Directions for this task.
Below is a set of records; print all of them exactly as written.

Input material.

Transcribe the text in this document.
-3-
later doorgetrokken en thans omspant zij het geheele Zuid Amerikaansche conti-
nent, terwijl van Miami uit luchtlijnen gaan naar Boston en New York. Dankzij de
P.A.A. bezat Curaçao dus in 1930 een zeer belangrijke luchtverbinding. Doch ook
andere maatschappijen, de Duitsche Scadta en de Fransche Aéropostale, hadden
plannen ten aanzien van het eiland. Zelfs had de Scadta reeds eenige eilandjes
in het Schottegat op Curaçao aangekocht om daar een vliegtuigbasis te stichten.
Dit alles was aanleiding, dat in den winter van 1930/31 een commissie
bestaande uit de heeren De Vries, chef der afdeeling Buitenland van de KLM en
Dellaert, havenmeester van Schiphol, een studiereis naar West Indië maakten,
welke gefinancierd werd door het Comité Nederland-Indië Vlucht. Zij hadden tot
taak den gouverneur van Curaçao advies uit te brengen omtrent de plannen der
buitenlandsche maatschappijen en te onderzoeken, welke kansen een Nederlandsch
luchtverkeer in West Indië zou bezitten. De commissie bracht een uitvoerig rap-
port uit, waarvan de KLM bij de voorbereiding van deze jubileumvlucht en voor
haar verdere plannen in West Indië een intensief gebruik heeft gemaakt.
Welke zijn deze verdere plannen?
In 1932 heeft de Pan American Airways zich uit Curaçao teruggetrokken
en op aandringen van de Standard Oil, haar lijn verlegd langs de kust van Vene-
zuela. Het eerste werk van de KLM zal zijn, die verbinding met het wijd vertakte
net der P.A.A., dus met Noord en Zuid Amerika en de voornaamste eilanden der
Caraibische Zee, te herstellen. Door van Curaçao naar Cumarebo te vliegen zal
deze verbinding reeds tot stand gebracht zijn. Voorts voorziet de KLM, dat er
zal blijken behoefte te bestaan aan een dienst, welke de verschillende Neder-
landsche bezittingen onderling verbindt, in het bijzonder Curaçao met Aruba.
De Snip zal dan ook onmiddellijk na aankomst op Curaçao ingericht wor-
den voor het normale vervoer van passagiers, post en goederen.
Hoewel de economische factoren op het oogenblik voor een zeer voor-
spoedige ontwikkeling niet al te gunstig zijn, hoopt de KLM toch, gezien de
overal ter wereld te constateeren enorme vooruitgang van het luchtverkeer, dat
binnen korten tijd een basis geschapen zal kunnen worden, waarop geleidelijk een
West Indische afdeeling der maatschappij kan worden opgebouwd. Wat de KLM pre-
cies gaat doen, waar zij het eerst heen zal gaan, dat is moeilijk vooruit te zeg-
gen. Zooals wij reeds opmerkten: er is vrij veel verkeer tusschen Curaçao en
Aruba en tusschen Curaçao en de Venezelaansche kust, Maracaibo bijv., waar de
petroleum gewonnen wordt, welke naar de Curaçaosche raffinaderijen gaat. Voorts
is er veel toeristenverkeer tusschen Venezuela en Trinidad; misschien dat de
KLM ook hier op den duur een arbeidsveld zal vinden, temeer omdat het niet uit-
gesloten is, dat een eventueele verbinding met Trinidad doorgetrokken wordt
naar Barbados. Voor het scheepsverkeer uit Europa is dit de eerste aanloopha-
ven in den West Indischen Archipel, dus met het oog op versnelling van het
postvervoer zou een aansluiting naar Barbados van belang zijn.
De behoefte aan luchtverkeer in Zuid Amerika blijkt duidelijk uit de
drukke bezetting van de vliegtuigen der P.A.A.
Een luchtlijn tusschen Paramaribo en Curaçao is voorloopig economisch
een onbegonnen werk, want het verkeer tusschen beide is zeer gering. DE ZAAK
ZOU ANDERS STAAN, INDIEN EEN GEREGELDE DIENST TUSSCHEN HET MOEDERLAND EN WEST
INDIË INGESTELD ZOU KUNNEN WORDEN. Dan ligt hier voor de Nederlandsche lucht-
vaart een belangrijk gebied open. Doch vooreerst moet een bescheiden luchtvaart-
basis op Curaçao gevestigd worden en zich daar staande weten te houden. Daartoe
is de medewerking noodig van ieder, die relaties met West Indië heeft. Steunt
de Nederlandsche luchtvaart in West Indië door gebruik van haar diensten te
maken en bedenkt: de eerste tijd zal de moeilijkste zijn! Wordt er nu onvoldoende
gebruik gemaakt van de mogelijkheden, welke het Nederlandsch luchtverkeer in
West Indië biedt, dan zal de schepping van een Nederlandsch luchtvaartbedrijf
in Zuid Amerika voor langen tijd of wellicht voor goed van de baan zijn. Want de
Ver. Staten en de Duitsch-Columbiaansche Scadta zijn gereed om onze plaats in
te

Solution.
Transcribe the text in this document.
-3-
later doorgetrokken en thans omspant zij het geheele Zuid Amerikaansche conti-
nent, terwijl van Miami uit luchtlijnen gaan naar Boston en New York. Dankzij de
P.A.A. bezat Curaçao dus in 1930 een zeer belangrijke luchtverbinding. Doch ook
andere maatschappijen, de Duitsche Scadta en de Fransche Aéropostale, hadden
plannen ten aanzien van het eiland. Zelfs had de Scadta reeds eenige eilandjes
in het Schottegat op Curaçao aangekocht om daar een vliegtuigbasis te stichten.
Dit alles was aanleiding, dat in den winter van 1930/31 een commissie
bestaande uit de heeren De Vries, chef der afdeeling Buitenland van de KLM en
Dellaert, havenmeester van Schiphol, een studiereis naar West Indië maakten,
welke gefinancierd werd door het Comité Nederland-Indië Vlucht. Zij hadden tot
taak den gouverneur van Curaçao advies uit te brengen omtrent de plannen der
buitenlandsche maatschappijen en te onderzoeken, welke kansen een Nederlandsch
luchtverkeer in West Indië zou bezitten. De commissie bracht een uitvoerig rap-
port uit, waarvan de KLM bij de voorbereiding van deze jubileumvlucht en voor
haar verdere plannen in West Indië een intensief gebruik heeft gemaakt.
Welke zijn deze verdere plannen?
In 1932 heeft de Pan American Airways zich uit Curaçao teruggetrokken
en op aandringen van de Standard Oil, haar lijn verlegd langs de kust van Vene-
zuela. Het eerste werk van de KLM zal zijn, die verbinding met het wijd vertakte
net der P.A.A., dus met Noord en Zuid Amerika en de voornaamste eilanden der
Caraibische Zee, te herstellen. Door van Curaçao naar Cumarebo te vliegen zal
deze verbinding reeds tot stand gebracht zijn. Voorts voorziet de KLM, dat er
zal blijken behoefte te bestaan aan een dienst, welke de verschillende Neder-
landsche bezittingen onderling verbindt, in het bijzonder Curaçao met Aruba.
De Snip zal dan ook onmiddellijk na aankomst op Curaçao ingericht wor-
den voor het normale vervoer van passagiers, post en goederen.
Hoewel de economische factoren op het oogenblik voor een zeer voor-
spoedige ontwikkeling niet al te gunstig zijn, hoopt de KLM toch, gezien de
overal ter wereld te constateeren enorme vooruitgang van het luchtverkeer, dat
binnen korten tijd een basis geschapen zal kunnen worden, waarop geleidelijk een
West Indische afdeeling der maatschappij kan worden opgebouwd. Wat de KLM pre-
cies gaat doen, waar zij het eerst heen zal gaan, dat is moeilijk vooruit te zeg-
gen. Zooals wij reeds opmerkten: er is vrij veel verkeer tusschen Curaçao en
Aruba en tusschen Curaçao en de Venezelaansche kust, Maracaibo bijv., waar de
petroleum gewonnen wordt, welke naar de Curaçaosche raffinaderijen gaat. Voorts
is er veel toeristenverkeer tusschen Venezuela en Trinidad; misschien dat de
KLM ook hier op den duur een arbeidsveld zal vinden, temeer omdat het niet uit-
gesloten is, dat een eventueele verbinding met Trinidad doorgetrokken wordt
naar Barbados. Voor het scheepsverkeer uit Europa is dit de eerste aanloopha-
ven in den West Indischen Archipel, dus met het oog op versnelling van het
postvervoer zou een aansluiting naar Barbados van belang zijn.
De behoefte aan luchtverkeer in Zuid Amerika blijkt duidelijk uit de
drukke bezetting van de vliegtuigen der P.A.A.
Een luchtlijn tusschen Paramaribo en Curaçao is voorloopig economisch
een onbegonnen werk, want het verkeer tusschen beide is zeer gering. DE ZAAK
ZOU ANDERS STAAN, INDIEN EEN GEREGELDE DIENST TUSSCHEN HET MOEDERLAND EN WEST
INDIË INGESTELD ZOU KUNNEN WORDEN. Dan ligt hier voor de Nederlandsche lucht-
vaart een belangrijk gebied open. Doch vooreerst moet een bescheiden luchtvaart-
basis op Curaçao gevestigd worden en zich daar staande weten te houden. Daartoe
is de medewerking noodig van ieder, die relaties met West Indië heeft. Steunt
de Nederlandsche luchtvaart in West Indië door gebruik van haar diensten te
maken en bedenkt: de eerste tijd zal de moeilijkste zijn! Wordt er nu onvoldoende
gebruik gemaakt van de mogelijkheden, welke het Nederlandsch luchtverkeer in
West Indië biedt, dan zal de schepping van een Nederlandsch luchtvaartbedrijf
in Zuid Amerika voor langen tijd of wellicht voor goed van de baan zijn. Want de
Ver. Staten en de Duitsch-Columbiaansche Scadta zijn gereed om onze plaats in
te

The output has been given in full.